§ Given instruction
Only lines with the word "name" are needed; collect each of them from the listing below.

§ Supplied material

--- Start ---

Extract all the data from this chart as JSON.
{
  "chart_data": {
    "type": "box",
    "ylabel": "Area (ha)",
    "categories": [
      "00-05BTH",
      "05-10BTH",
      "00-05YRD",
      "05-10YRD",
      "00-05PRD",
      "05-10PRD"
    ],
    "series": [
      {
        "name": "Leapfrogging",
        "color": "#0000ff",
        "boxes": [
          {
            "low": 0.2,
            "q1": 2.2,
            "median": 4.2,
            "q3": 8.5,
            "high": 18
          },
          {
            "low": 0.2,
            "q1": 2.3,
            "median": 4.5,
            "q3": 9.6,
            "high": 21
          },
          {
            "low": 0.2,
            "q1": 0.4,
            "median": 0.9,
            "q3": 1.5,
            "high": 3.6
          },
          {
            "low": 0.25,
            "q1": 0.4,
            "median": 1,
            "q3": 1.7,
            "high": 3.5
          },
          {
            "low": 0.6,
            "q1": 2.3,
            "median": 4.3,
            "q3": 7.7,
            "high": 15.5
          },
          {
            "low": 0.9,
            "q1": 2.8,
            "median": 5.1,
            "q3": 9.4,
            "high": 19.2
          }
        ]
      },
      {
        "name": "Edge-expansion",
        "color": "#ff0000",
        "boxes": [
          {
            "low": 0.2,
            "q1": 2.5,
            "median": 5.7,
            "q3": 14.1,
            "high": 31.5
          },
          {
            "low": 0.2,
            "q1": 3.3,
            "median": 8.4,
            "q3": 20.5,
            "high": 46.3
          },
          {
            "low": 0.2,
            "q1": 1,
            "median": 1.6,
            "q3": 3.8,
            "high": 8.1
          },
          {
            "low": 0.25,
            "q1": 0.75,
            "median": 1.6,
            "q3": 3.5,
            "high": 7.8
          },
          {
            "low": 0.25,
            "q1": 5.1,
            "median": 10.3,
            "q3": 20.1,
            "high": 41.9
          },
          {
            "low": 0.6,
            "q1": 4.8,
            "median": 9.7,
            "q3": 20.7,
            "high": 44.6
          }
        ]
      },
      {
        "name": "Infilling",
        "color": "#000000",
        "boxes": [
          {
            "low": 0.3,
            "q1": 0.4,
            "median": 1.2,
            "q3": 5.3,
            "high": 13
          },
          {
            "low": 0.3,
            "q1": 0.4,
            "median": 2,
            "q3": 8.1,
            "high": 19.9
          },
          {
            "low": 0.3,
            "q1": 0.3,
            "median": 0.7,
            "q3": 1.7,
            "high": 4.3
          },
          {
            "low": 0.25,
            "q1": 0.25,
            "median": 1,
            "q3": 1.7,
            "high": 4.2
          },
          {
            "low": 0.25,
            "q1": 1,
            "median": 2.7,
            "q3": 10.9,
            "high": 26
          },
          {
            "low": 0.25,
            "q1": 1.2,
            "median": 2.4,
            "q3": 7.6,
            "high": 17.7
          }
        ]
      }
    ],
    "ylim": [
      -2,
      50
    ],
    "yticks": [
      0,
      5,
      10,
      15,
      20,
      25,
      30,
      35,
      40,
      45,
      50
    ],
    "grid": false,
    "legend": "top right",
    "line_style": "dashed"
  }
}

--- End ---

§ Solution to this exercise
        "name": "Leapfrogging",
        "name": "Edge-expansion",
        "name": "Infilling",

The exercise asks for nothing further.